→ WHAT THE TASK REQUIRES
Review the listing and copy each line that holds the word "Failed".

→ DATA RECORDS
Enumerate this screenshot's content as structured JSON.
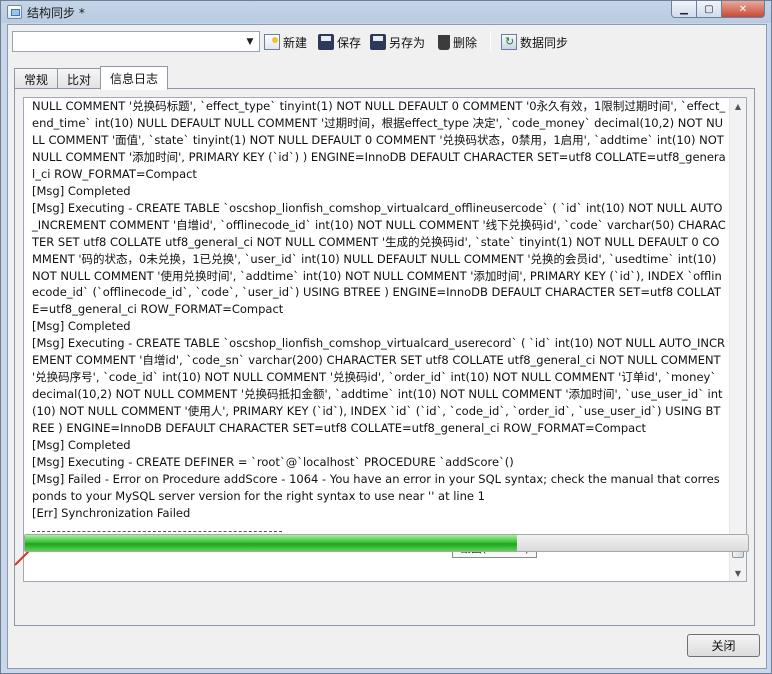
{
  "window": {
    "title": "结构同步 *",
    "controls": [
      "minimize-icon",
      "maximize-icon",
      "close-icon"
    ]
  },
  "toolbar": {
    "profile_value": "",
    "new_label": "新建",
    "save_label": "保存",
    "saveas_label": "另存为",
    "delete_label": "删除",
    "sync_label": "数据同步"
  },
  "tabs": [
    {
      "label": "常规",
      "active": false
    },
    {
      "label": "比对",
      "active": false
    },
    {
      "label": "信息日志",
      "active": true
    }
  ],
  "log": {
    "lines": [
      "NULL COMMENT '兑换码标题', `effect_type` tinyint(1) NOT NULL DEFAULT 0 COMMENT '0永久有效，1限制过期时间', `effect_end_time` int(10) NULL DEFAULT NULL COMMENT '过期时间，根据effect_type 决定', `code_money` decimal(10,2) NOT NULL COMMENT '面值', `state` tinyint(1) NOT NULL DEFAULT 0 COMMENT '兑换码状态，0禁用，1启用', `addtime` int(10) NOT NULL COMMENT '添加时间', PRIMARY KEY (`id`) ) ENGINE=InnoDB DEFAULT CHARACTER SET=utf8 COLLATE=utf8_general_ci ROW_FORMAT=Compact",
      "[Msg] Completed",
      "[Msg] Executing - CREATE TABLE `oscshop_lionfish_comshop_virtualcard_offlineusercode` ( `id` int(10) NOT NULL AUTO_INCREMENT COMMENT '自增id', `offlinecode_id` int(10) NOT NULL COMMENT '线下兑换码id', `code` varchar(50) CHARACTER SET utf8 COLLATE utf8_general_ci NOT NULL COMMENT '生成的兑换码id', `state` tinyint(1) NOT NULL DEFAULT 0 COMMENT '码的状态，0未兑换，1已兑换', `user_id` int(10) NULL DEFAULT NULL COMMENT '兑换的会员id', `usedtime` int(10) NOT NULL COMMENT '使用兑换时间', `addtime` int(10) NOT NULL COMMENT '添加时间', PRIMARY KEY (`id`), INDEX `offlinecode_id` (`offlinecode_id`, `code`, `user_id`) USING BTREE ) ENGINE=InnoDB DEFAULT CHARACTER SET=utf8 COLLATE=utf8_general_ci ROW_FORMAT=Compact",
      "[Msg] Completed",
      "[Msg] Executing - CREATE TABLE `oscshop_lionfish_comshop_virtualcard_userecord` ( `id` int(10) NOT NULL AUTO_INCREMENT COMMENT '自增id', `code_sn` varchar(200) CHARACTER SET utf8 COLLATE utf8_general_ci NOT NULL COMMENT '兑换码序号', `code_id` int(10) NOT NULL COMMENT '兑换码id', `order_id` int(10) NOT NULL COMMENT '订单id', `money` decimal(10,2) NOT NULL COMMENT '兑换码抵扣金额', `addtime` int(10) NOT NULL COMMENT '添加时间', `use_user_id` int(10) NOT NULL COMMENT '使用人', PRIMARY KEY (`id`), INDEX `id` (`id`, `code_id`, `order_id`, `use_user_id`) USING BTREE ) ENGINE=InnoDB DEFAULT CHARACTER SET=utf8 COLLATE=utf8_general_ci ROW_FORMAT=Compact",
      "[Msg] Completed",
      "[Msg] Executing - CREATE DEFINER = `root`@`localhost` PROCEDURE `addScore`()",
      "[Msg] Failed - Error on Procedure addScore - 1064 - You have an error in your SQL syntax; check the manual that corresponds to your MySQL server version for the right syntax to use near '' at line 1",
      "[Err] Synchronization Failed"
    ],
    "screenshot_tooltip": "截图(Alt + A)"
  },
  "progress": {
    "fraction": 0.68,
    "color": "#2db52c"
  },
  "footer": {
    "close_label": "关闭"
  },
  "colors": {
    "frame": "#c5d5e8",
    "panel": "#f0f0f0",
    "accent_red": "#d9362b"
  }
}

→ ANSWER FOR THIS EXERCISE
      "[Msg] Failed - Error on Procedure addScore - 1064 - You have an error in your SQL syntax; check the manual that corresponds to your MySQL server version for the right syntax to use near '' at line 1",
      "[Err] Synchronization Failed"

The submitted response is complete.